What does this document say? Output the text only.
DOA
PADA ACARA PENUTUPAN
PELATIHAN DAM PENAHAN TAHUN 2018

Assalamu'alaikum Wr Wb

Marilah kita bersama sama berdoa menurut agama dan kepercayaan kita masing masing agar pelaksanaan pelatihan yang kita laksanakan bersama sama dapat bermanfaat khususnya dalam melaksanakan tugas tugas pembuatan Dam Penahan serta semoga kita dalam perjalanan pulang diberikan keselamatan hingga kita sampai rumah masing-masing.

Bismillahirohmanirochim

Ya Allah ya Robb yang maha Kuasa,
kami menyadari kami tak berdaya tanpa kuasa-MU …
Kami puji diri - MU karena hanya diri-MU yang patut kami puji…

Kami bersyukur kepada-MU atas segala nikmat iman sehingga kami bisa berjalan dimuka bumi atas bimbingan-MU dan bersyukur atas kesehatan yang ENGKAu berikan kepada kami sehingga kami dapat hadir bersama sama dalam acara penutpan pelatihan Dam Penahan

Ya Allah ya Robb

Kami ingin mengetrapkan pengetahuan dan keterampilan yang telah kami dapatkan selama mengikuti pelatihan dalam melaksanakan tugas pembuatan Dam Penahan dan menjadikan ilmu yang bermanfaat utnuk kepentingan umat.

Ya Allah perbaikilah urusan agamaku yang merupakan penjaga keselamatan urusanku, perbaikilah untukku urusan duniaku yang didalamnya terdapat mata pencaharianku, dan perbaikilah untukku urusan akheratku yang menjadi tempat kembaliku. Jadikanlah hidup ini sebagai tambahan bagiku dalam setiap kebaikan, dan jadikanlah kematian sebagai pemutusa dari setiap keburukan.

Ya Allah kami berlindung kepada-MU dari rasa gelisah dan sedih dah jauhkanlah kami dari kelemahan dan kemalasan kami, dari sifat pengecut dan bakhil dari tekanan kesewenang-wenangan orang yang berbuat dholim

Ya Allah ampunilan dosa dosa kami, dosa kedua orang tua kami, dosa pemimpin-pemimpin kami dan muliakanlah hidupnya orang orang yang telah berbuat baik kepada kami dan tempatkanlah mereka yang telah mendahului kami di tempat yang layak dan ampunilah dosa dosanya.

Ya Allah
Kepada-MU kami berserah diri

• **WHAT YOU HAVE TO DO**
Locate and copy each line in the data above that includes the word "pembuatan".

• **EXPECTED ANSWER**
Marilah kita bersama sama berdoa menurut agama dan kepercayaan kita masing masing agar pelaksanaan pelatihan yang kita laksanakan bersama sama dapat bermanfaat khususnya dalam melaksanakan tugas tugas pembuatan Dam Penahan serta semoga kita dalam perjalanan pulang diberikan keselamatan hingga kita sampai rumah masing-masing.
Kami ingin mengetrapkan pengetahuan dan keterampilan yang telah kami dapatkan selama mengikuti pelatihan dalam melaksanakan tugas pembuatan Dam Penahan dan menjadikan ilmu yang bermanfaat utnuk kepentingan umat.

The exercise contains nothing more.